>> BEGIN Input data

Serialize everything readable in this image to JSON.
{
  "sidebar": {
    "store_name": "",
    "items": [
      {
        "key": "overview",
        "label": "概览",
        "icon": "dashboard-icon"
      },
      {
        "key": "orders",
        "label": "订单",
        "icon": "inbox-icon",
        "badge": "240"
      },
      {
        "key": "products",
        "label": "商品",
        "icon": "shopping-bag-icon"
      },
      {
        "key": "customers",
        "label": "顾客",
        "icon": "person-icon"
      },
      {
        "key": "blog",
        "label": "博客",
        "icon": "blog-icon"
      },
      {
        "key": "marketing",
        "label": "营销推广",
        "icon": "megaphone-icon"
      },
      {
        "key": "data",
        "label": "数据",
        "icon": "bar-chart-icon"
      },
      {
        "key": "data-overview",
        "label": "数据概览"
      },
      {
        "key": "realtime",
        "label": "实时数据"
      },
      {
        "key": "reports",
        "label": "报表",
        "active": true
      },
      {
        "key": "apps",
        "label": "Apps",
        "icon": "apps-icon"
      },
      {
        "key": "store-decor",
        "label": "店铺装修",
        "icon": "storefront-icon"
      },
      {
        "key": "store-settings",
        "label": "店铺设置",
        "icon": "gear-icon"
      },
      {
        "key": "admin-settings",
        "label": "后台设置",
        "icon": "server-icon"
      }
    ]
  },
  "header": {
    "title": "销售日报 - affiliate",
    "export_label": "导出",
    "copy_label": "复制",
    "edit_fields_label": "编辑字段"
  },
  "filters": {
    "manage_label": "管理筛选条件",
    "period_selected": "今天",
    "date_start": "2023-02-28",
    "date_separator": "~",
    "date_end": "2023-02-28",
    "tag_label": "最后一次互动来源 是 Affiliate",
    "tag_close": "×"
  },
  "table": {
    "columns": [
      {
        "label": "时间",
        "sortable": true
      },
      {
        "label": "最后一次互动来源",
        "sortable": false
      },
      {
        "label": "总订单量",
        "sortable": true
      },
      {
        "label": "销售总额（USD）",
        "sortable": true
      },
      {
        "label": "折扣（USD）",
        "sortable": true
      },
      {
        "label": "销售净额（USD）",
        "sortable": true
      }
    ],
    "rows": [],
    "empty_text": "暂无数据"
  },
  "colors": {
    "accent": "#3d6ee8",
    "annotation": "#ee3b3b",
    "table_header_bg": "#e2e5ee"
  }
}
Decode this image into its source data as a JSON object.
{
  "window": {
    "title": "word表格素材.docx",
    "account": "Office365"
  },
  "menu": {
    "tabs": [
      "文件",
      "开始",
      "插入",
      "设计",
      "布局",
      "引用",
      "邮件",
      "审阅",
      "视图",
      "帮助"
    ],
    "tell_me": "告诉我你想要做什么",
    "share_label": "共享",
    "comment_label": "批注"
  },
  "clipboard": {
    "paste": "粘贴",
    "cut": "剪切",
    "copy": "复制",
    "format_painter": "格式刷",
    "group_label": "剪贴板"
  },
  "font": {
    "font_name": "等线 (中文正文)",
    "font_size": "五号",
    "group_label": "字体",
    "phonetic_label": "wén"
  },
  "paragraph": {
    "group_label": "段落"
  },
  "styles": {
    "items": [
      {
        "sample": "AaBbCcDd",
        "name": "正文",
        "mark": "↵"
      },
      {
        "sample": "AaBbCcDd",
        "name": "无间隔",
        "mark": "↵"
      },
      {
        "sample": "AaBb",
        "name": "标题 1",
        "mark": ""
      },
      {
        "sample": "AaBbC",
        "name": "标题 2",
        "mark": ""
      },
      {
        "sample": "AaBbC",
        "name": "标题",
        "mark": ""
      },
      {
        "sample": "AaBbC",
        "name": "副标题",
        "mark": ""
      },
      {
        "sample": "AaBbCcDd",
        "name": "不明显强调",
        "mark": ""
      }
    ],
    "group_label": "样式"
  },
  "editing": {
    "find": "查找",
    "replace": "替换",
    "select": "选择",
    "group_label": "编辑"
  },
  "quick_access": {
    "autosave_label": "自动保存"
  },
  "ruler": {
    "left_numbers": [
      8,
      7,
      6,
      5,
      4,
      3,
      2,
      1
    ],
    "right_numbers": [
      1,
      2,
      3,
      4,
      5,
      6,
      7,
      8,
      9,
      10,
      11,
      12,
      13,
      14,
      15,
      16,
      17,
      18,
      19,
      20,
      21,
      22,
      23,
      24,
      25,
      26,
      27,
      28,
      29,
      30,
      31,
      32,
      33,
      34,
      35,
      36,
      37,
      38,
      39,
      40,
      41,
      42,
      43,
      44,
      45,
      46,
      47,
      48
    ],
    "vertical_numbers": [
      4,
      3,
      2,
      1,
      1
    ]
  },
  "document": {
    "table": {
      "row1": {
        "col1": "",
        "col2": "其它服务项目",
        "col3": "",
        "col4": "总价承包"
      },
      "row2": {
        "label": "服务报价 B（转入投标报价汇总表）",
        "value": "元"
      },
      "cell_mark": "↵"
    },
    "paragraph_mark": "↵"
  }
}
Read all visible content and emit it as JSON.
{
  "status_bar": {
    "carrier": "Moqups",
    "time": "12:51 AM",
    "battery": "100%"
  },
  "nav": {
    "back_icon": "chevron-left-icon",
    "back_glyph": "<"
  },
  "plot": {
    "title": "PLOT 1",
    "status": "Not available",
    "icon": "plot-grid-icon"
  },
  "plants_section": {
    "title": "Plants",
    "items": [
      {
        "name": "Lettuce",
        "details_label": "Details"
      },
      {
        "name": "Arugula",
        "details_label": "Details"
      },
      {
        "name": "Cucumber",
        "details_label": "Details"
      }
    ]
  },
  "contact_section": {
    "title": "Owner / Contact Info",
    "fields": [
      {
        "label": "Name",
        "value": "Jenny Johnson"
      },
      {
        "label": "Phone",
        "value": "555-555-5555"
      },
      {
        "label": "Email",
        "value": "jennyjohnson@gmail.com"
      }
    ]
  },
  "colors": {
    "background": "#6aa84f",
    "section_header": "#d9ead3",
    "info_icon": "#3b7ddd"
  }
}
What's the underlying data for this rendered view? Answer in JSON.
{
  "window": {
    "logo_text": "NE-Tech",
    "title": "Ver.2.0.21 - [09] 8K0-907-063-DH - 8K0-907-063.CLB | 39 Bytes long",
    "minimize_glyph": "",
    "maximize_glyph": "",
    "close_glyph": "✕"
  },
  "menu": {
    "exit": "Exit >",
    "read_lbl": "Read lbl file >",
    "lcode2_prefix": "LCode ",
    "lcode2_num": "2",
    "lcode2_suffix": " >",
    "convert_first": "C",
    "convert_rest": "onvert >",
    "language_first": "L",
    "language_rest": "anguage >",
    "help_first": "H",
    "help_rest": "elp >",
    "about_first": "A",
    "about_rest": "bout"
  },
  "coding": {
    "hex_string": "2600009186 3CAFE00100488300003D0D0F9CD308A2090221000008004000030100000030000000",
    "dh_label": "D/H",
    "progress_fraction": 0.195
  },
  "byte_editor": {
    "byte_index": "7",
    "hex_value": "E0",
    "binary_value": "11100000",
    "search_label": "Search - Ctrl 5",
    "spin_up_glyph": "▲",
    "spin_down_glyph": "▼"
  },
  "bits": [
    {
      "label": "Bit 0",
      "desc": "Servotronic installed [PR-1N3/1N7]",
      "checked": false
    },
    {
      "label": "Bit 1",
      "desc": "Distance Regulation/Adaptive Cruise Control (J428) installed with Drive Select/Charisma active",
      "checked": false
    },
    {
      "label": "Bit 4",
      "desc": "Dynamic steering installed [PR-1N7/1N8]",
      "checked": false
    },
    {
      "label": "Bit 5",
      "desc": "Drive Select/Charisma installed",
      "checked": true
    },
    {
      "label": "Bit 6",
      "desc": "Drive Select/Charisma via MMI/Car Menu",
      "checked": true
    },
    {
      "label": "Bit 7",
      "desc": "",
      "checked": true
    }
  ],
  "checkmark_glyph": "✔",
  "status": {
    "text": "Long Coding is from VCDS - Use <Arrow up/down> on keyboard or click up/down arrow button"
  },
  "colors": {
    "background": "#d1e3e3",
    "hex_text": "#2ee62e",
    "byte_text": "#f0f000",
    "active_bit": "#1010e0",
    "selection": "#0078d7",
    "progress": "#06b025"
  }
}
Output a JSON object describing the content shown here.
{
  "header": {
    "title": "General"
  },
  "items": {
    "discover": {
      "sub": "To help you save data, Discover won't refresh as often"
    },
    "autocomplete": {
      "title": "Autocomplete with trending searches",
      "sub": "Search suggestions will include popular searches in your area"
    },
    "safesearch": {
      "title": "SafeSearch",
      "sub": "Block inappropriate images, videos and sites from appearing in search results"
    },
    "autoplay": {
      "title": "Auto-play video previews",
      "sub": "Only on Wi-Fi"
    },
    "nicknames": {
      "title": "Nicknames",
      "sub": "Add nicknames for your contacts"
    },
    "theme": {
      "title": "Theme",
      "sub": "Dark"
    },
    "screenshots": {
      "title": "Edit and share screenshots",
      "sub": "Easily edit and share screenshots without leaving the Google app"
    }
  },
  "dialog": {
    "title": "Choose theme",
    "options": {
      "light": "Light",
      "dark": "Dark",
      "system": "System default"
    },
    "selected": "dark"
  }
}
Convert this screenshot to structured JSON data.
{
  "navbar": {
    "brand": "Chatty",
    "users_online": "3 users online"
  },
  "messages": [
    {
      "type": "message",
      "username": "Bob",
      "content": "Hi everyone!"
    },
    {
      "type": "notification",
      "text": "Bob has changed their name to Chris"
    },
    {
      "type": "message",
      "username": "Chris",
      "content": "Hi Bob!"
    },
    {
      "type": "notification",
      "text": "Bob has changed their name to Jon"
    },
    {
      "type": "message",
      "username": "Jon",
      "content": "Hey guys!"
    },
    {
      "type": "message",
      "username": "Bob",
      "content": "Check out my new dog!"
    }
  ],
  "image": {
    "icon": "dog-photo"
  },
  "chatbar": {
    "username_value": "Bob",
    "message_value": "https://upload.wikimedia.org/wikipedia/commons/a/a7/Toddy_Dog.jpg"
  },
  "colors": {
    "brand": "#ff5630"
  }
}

>> END Input data

• Task brief:
Output an exact copy of the lines beginning at the one that holds "Output a JSON" and running through the final line of the records.

• Exercise output:
Output a JSON object describing the content shown here.
{
  "header": {
    "title": "General"
  },
  "items": {
    "discover": {
      "sub": "To help you save data, Discover won't refresh as often"
    },
    "autocomplete": {
      "title": "Autocomplete with trending searches",
      "sub": "Search suggestions will include popular searches in your area"
    },
    "safesearch": {
      "title": "SafeSearch",
      "sub": "Block inappropriate images, videos and sites from appearing in search results"
    },
    "autoplay": {
      "title": "Auto-play video previews",
      "sub": "Only on Wi-Fi"
    },
    "nicknames": {
      "title": "Nicknames",
      "sub": "Add nicknames for your contacts"
    },
    "theme": {
      "title": "Theme",
      "sub": "Dark"
    },
    "screenshots": {
      "title": "Edit and share screenshots",
      "sub": "Easily edit and share screenshots without leaving the Google app"
    }
  },
  "dialog": {
    "title": "Choose theme",
    "options": {
      "light": "Light",
      "dark": "Dark",
      "system": "System default"
    },
    "selected": "dark"
  }
}
Convert this screenshot to structured JSON data.
{
  "navbar": {
    "brand": "Chatty",
    "users_online": "3 users online"
  },
  "messages": [
    {
      "type": "message",
      "username": "Bob",
      "content": "Hi everyone!"
    },
    {
      "type": "notification",
      "text": "Bob has changed their name to Chris"
    },
    {
      "type": "message",
      "username": "Chris",
      "content": "Hi Bob!"
    },
    {
      "type": "notification",
      "text": "Bob has changed their name to Jon"
    },
    {
      "type": "message",
      "username": "Jon",
      "content": "Hey guys!"
    },
    {
      "type": "message",
      "username": "Bob",
      "content": "Check out my new dog!"
    }
  ],
  "image": {
    "icon": "dog-photo"
  },
  "chatbar": {
    "username_value": "Bob",
    "message_value": "https://upload.wikimedia.org/wikipedia/commons/a/a7/Toddy_Dog.jpg"
  },
  "colors": {
    "brand": "#ff5630"
  }
}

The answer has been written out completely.